> [THE EXERCISE] Output every line of the records below without any change.

Source records
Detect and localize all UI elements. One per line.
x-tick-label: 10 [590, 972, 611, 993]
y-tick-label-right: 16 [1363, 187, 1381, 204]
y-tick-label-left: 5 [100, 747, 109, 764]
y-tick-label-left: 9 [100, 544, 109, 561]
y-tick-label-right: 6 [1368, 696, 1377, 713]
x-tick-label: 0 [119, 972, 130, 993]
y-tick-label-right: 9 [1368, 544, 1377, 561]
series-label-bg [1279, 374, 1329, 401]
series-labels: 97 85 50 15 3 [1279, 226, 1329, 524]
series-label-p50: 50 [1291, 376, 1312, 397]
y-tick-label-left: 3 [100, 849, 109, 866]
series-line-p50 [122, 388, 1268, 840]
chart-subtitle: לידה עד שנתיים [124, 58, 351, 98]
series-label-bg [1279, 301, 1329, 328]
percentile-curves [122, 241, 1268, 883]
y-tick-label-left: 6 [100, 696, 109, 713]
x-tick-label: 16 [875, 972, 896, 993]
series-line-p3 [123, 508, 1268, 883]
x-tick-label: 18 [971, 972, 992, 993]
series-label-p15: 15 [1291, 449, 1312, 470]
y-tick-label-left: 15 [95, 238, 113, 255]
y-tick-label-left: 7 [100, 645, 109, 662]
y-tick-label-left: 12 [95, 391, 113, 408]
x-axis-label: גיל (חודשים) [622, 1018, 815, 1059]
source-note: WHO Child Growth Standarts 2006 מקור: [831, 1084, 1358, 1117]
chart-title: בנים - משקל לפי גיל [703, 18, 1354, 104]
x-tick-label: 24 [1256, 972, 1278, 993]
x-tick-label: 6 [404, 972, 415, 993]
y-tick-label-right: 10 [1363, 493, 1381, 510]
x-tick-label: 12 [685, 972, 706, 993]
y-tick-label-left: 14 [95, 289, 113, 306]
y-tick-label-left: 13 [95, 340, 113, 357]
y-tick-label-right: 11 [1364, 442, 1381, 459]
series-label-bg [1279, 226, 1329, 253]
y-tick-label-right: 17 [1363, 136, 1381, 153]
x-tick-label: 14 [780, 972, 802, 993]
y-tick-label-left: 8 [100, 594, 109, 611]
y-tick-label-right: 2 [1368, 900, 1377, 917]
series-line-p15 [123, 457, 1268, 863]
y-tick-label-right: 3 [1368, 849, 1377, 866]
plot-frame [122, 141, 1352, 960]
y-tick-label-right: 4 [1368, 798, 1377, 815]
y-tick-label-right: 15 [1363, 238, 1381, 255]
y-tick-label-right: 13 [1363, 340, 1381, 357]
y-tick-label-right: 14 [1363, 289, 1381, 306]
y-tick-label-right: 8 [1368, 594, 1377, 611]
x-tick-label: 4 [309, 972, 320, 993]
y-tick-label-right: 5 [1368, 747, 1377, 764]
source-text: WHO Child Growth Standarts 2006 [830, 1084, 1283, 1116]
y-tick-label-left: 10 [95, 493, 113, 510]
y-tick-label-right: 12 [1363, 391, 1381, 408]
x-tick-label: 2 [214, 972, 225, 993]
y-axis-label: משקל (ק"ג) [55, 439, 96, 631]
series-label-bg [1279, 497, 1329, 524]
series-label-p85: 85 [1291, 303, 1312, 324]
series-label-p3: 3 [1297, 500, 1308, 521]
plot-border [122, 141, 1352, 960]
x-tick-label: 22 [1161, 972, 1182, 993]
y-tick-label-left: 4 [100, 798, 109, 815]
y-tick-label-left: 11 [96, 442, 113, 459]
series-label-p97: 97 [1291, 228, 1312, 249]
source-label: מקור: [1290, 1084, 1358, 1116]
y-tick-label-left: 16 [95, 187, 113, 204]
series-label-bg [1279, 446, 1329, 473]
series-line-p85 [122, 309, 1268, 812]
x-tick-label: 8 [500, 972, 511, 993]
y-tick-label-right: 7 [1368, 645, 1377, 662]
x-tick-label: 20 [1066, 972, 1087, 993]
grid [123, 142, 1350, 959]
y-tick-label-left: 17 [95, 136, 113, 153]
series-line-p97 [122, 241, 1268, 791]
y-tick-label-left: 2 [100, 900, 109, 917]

> [RESULT OF THE EXERCISE]
Detect and localize all UI elements. One per line.
x-tick-label: 10 [590, 972, 611, 993]
y-tick-label-right: 16 [1363, 187, 1381, 204]
y-tick-label-left: 5 [100, 747, 109, 764]
y-tick-label-left: 9 [100, 544, 109, 561]
y-tick-label-right: 6 [1368, 696, 1377, 713]
x-tick-label: 0 [119, 972, 130, 993]
y-tick-label-right: 9 [1368, 544, 1377, 561]
series-label-bg [1279, 374, 1329, 401]
series-labels: 97 85 50 15 3 [1279, 226, 1329, 524]
series-label-p50: 50 [1291, 376, 1312, 397]
y-tick-label-left: 3 [100, 849, 109, 866]
series-line-p50 [122, 388, 1268, 840]
chart-subtitle: לידה עד שנתיים [124, 58, 351, 98]
series-label-bg [1279, 301, 1329, 328]
percentile-curves [122, 241, 1268, 883]
y-tick-label-left: 6 [100, 696, 109, 713]
x-tick-label: 16 [875, 972, 896, 993]
series-line-p3 [123, 508, 1268, 883]
x-tick-label: 18 [971, 972, 992, 993]
series-label-p15: 15 [1291, 449, 1312, 470]
y-tick-label-left: 15 [95, 238, 113, 255]
y-tick-label-left: 7 [100, 645, 109, 662]
y-tick-label-left: 12 [95, 391, 113, 408]
x-axis-label: גיל (חודשים) [622, 1018, 815, 1059]
source-note: WHO Child Growth Standarts 2006 מקור: [831, 1084, 1358, 1117]
chart-title: בנים - משקל לפי גיל [703, 18, 1354, 104]
x-tick-label: 24 [1256, 972, 1278, 993]
x-tick-label: 6 [404, 972, 415, 993]
y-tick-label-right: 10 [1363, 493, 1381, 510]
x-tick-label: 12 [685, 972, 706, 993]
y-tick-label-left: 14 [95, 289, 113, 306]
y-tick-label-left: 13 [95, 340, 113, 357]
y-tick-label-right: 11 [1364, 442, 1381, 459]
series-label-bg [1279, 226, 1329, 253]
y-tick-label-right: 17 [1363, 136, 1381, 153]
x-tick-label: 14 [780, 972, 802, 993]
y-tick-label-left: 8 [100, 594, 109, 611]
y-tick-label-right: 2 [1368, 900, 1377, 917]
series-line-p15 [123, 457, 1268, 863]
y-tick-label-right: 3 [1368, 849, 1377, 866]
plot-frame [122, 141, 1352, 960]
y-tick-label-right: 4 [1368, 798, 1377, 815]
y-tick-label-right: 15 [1363, 238, 1381, 255]
y-tick-label-right: 13 [1363, 340, 1381, 357]
y-tick-label-right: 14 [1363, 289, 1381, 306]
y-tick-label-right: 8 [1368, 594, 1377, 611]
x-tick-label: 4 [309, 972, 320, 993]
y-tick-label-right: 5 [1368, 747, 1377, 764]
source-text: WHO Child Growth Standarts 2006 [830, 1084, 1283, 1116]
y-tick-label-left: 10 [95, 493, 113, 510]
y-tick-label-right: 12 [1363, 391, 1381, 408]
x-tick-label: 2 [214, 972, 225, 993]
y-axis-label: משקל (ק"ג) [55, 439, 96, 631]
series-label-bg [1279, 497, 1329, 524]
series-label-p85: 85 [1291, 303, 1312, 324]
series-label-p3: 3 [1297, 500, 1308, 521]
plot-border [122, 141, 1352, 960]
x-tick-label: 22 [1161, 972, 1182, 993]
y-tick-label-left: 4 [100, 798, 109, 815]
y-tick-label-left: 11 [96, 442, 113, 459]
series-label-p97: 97 [1291, 228, 1312, 249]
source-label: מקור: [1290, 1084, 1358, 1116]
y-tick-label-left: 16 [95, 187, 113, 204]
series-label-bg [1279, 446, 1329, 473]
series-line-p85 [122, 309, 1268, 812]
x-tick-label: 8 [500, 972, 511, 993]
y-tick-label-right: 7 [1368, 645, 1377, 662]
x-tick-label: 20 [1066, 972, 1087, 993]
grid [123, 142, 1350, 959]
y-tick-label-left: 17 [95, 136, 113, 153]
series-line-p97 [122, 241, 1268, 791]
y-tick-label-left: 2 [100, 900, 109, 917]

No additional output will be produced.